>> start DATA PROVIDED

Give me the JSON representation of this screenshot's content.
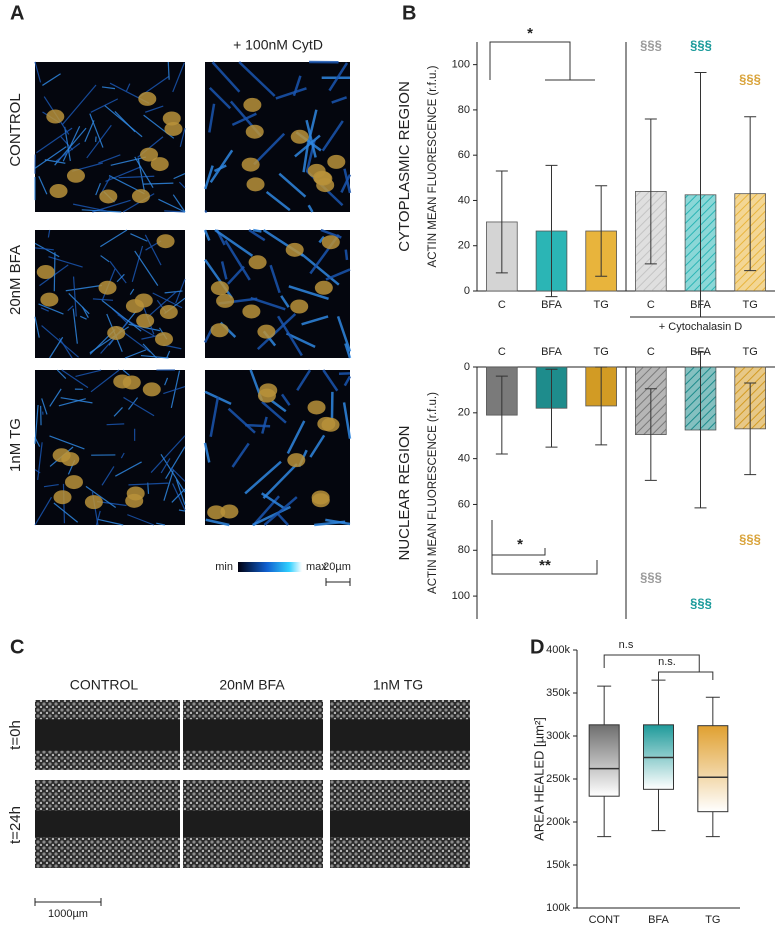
{
  "panel_labels": [
    "A",
    "B",
    "C",
    "D"
  ],
  "panel_a": {
    "column_header": "+ 100nM CytD",
    "row_labels": [
      "CONTROL",
      "20nM BFA",
      "1nM TG"
    ],
    "colorbar_min": "min",
    "colorbar_max": "max",
    "scale_bar": "20µm"
  },
  "panel_c": {
    "column_headers": [
      "CONTROL",
      "20nM BFA",
      "1nM TG"
    ],
    "row_labels": [
      "t=0h",
      "t=24h"
    ],
    "scale_bar": "1000µm"
  },
  "chart_data": [
    {
      "type": "bar",
      "title": "CYTOPLASMIC REGION",
      "y_label": "ACTIN MEAN FLUORESCENCE (r.f.u.)",
      "categories": [
        "C",
        "BFA",
        "TG",
        "C",
        "BFA",
        "TG"
      ],
      "values": [
        30.5,
        26.5,
        26.5,
        44,
        42.5,
        43
      ],
      "errors": [
        22.5,
        29,
        20,
        32,
        54,
        34
      ],
      "colors": [
        "#d4d4d4",
        "#2bb5b5",
        "#e8b43c",
        "#c4c4c4",
        "#2bb5b5",
        "#e8b43c"
      ],
      "hatched": [
        false,
        false,
        false,
        true,
        true,
        true
      ],
      "ylim": [
        0,
        110
      ],
      "yticks": [
        0,
        20,
        40,
        60,
        80,
        100
      ],
      "inverted": false,
      "group_label": "+ Cytochalasin D",
      "annotations": [
        {
          "text": "*",
          "color": "#222222"
        },
        {
          "text": "§§§",
          "color": "#9a9a9a"
        },
        {
          "text": "§§§",
          "color": "#1a9a9a"
        },
        {
          "text": "§§§",
          "color": "#d9a33a"
        }
      ]
    },
    {
      "type": "bar",
      "title": "NUCLEAR REGION",
      "y_label": "ACTIN MEAN FLUORESCENCE (r.f.u.)",
      "categories": [
        "C",
        "BFA",
        "TG",
        "C",
        "BFA",
        "TG"
      ],
      "values": [
        21,
        18,
        17,
        29.5,
        27.5,
        27
      ],
      "errors": [
        17,
        17,
        17,
        20,
        34,
        20
      ],
      "colors": [
        "#7a7a7a",
        "#1e8c8c",
        "#d29b24",
        "#7a7a7a",
        "#1e8c8c",
        "#d29b24"
      ],
      "hatched": [
        false,
        false,
        false,
        true,
        true,
        true
      ],
      "ylim": [
        0,
        110
      ],
      "yticks": [
        0,
        20,
        40,
        60,
        80,
        100
      ],
      "inverted": true,
      "annotations": [
        {
          "text": "*",
          "color": "#222222"
        },
        {
          "text": "**",
          "color": "#222222"
        },
        {
          "text": "§§§",
          "color": "#9a9a9a"
        },
        {
          "text": "§§§",
          "color": "#1a9a9a"
        },
        {
          "text": "§§§",
          "color": "#d9a33a"
        }
      ]
    },
    {
      "type": "box",
      "y_label": "AREA HEALED [µm²]",
      "categories": [
        "CONT",
        "BFA",
        "TG"
      ],
      "whisker_low": [
        183000,
        190000,
        183000
      ],
      "q1": [
        230000,
        238000,
        212000
      ],
      "median": [
        262000,
        275000,
        252000
      ],
      "q3": [
        313000,
        313000,
        312000
      ],
      "whisker_high": [
        358000,
        365000,
        345000
      ],
      "colors": [
        "#6e6e6e",
        "#1e9a9a",
        "#e0a030"
      ],
      "ylim": [
        100000,
        400000
      ],
      "yticks": [
        {
          "value": 100000,
          "label": "100k"
        },
        {
          "value": 150000,
          "label": "150k"
        },
        {
          "value": 200000,
          "label": "200k"
        },
        {
          "value": 250000,
          "label": "250k"
        },
        {
          "value": 300000,
          "label": "300k"
        },
        {
          "value": 350000,
          "label": "350k"
        },
        {
          "value": 400000,
          "label": "400k"
        }
      ],
      "annotations": [
        {
          "text": "n.s",
          "color": "#222222"
        },
        {
          "text": "n.s.",
          "color": "#222222"
        }
      ]
    }
  ]
}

>> end DATA PROVIDED

■ **DESCRIPTION OF THE TASK**: Reproduce all entries exactly. Pictures do not belong in the copy.

■ **EXPECTED OUTPUT**:
Give me the JSON representation of this screenshot's content.
{
  "panel_labels": [
    "A",
    "B",
    "C",
    "D"
  ],
  "panel_a": {
    "column_header": "+ 100nM CytD",
    "row_labels": [
      "CONTROL",
      "20nM BFA",
      "1nM TG"
    ],
    "colorbar_min": "min",
    "colorbar_max": "max",
    "scale_bar": "20µm"
  },
  "panel_c": {
    "column_headers": [
      "CONTROL",
      "20nM BFA",
      "1nM TG"
    ],
    "row_labels": [
      "t=0h",
      "t=24h"
    ],
    "scale_bar": "1000µm"
  },
  "chart_data": [
    {
      "type": "bar",
      "title": "CYTOPLASMIC REGION",
      "y_label": "ACTIN MEAN FLUORESCENCE (r.f.u.)",
      "categories": [
        "C",
        "BFA",
        "TG",
        "C",
        "BFA",
        "TG"
      ],
      "values": [
        30.5,
        26.5,
        26.5,
        44,
        42.5,
        43
      ],
      "errors": [
        22.5,
        29,
        20,
        32,
        54,
        34
      ],
      "colors": [
        "#d4d4d4",
        "#2bb5b5",
        "#e8b43c",
        "#c4c4c4",
        "#2bb5b5",
        "#e8b43c"
      ],
      "hatched": [
        false,
        false,
        false,
        true,
        true,
        true
      ],
      "ylim": [
        0,
        110
      ],
      "yticks": [
        0,
        20,
        40,
        60,
        80,
        100
      ],
      "inverted": false,
      "group_label": "+ Cytochalasin D",
      "annotations": [
        {
          "text": "*",
          "color": "#222222"
        },
        {
          "text": "§§§",
          "color": "#9a9a9a"
        },
        {
          "text": "§§§",
          "color": "#1a9a9a"
        },
        {
          "text": "§§§",
          "color": "#d9a33a"
        }
      ]
    },
    {
      "type": "bar",
      "title": "NUCLEAR REGION",
      "y_label": "ACTIN MEAN FLUORESCENCE (r.f.u.)",
      "categories": [
        "C",
        "BFA",
        "TG",
        "C",
        "BFA",
        "TG"
      ],
      "values": [
        21,
        18,
        17,
        29.5,
        27.5,
        27
      ],
      "errors": [
        17,
        17,
        17,
        20,
        34,
        20
      ],
      "colors": [
        "#7a7a7a",
        "#1e8c8c",
        "#d29b24",
        "#7a7a7a",
        "#1e8c8c",
        "#d29b24"
      ],
      "hatched": [
        false,
        false,
        false,
        true,
        true,
        true
      ],
      "ylim": [
        0,
        110
      ],
      "yticks": [
        0,
        20,
        40,
        60,
        80,
        100
      ],
      "inverted": true,
      "annotations": [
        {
          "text": "*",
          "color": "#222222"
        },
        {
          "text": "**",
          "color": "#222222"
        },
        {
          "text": "§§§",
          "color": "#9a9a9a"
        },
        {
          "text": "§§§",
          "color": "#1a9a9a"
        },
        {
          "text": "§§§",
          "color": "#d9a33a"
        }
      ]
    },
    {
      "type": "box",
      "y_label": "AREA HEALED [µm²]",
      "categories": [
        "CONT",
        "BFA",
        "TG"
      ],
      "whisker_low": [
        183000,
        190000,
        183000
      ],
      "q1": [
        230000,
        238000,
        212000
      ],
      "median": [
        262000,
        275000,
        252000
      ],
      "q3": [
        313000,
        313000,
        312000
      ],
      "whisker_high": [
        358000,
        365000,
        345000
      ],
      "colors": [
        "#6e6e6e",
        "#1e9a9a",
        "#e0a030"
      ],
      "ylim": [
        100000,
        400000
      ],
      "yticks": [
        {
          "value": 100000,
          "label": "100k"
        },
        {
          "value": 150000,
          "label": "150k"
        },
        {
          "value": 200000,
          "label": "200k"
        },
        {
          "value": 250000,
          "label": "250k"
        },
        {
          "value": 300000,
          "label": "300k"
        },
        {
          "value": 350000,
          "label": "350k"
        },
        {
          "value": 400000,
          "label": "400k"
        }
      ],
      "annotations": [
        {
          "text": "n.s",
          "color": "#222222"
        },
        {
          "text": "n.s.",
          "color": "#222222"
        }
      ]
    }
  ]
}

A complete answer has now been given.